═════ DATA ═════

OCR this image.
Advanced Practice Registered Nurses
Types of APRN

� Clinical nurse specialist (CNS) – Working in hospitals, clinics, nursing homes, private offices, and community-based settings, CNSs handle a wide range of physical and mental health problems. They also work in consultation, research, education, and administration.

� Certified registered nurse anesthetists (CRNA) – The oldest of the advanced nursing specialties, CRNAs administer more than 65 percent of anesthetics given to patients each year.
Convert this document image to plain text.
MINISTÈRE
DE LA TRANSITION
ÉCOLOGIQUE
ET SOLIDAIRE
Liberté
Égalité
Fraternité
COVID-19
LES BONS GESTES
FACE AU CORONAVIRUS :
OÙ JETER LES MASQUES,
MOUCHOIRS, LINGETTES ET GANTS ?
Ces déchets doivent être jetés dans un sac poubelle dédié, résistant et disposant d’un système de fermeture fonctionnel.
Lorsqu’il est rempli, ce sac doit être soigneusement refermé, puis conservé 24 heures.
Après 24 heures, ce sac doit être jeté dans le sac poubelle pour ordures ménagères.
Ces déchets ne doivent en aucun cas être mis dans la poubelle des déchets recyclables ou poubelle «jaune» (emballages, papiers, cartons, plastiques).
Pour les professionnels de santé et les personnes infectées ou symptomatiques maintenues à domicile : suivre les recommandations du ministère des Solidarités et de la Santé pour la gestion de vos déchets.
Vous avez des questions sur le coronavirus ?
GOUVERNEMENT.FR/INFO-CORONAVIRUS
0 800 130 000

═════

** PROBLEM TO WORK ON **
Take every line above that includes "nursing" and list it.

** EXERCISE RESPONSE **
� Clinical nurse specialist (CNS) – Working in hospitals, clinics, nursing homes, private offices, and community-based settings, CNSs handle a wide range of physical and mental health problems. They also work in consultation, research, education, and administration.
� Certified registered nurse anesthetists (CRNA) – The oldest of the advanced nursing specialties, CRNAs administer more than 65 percent of anesthetics given to patients each year.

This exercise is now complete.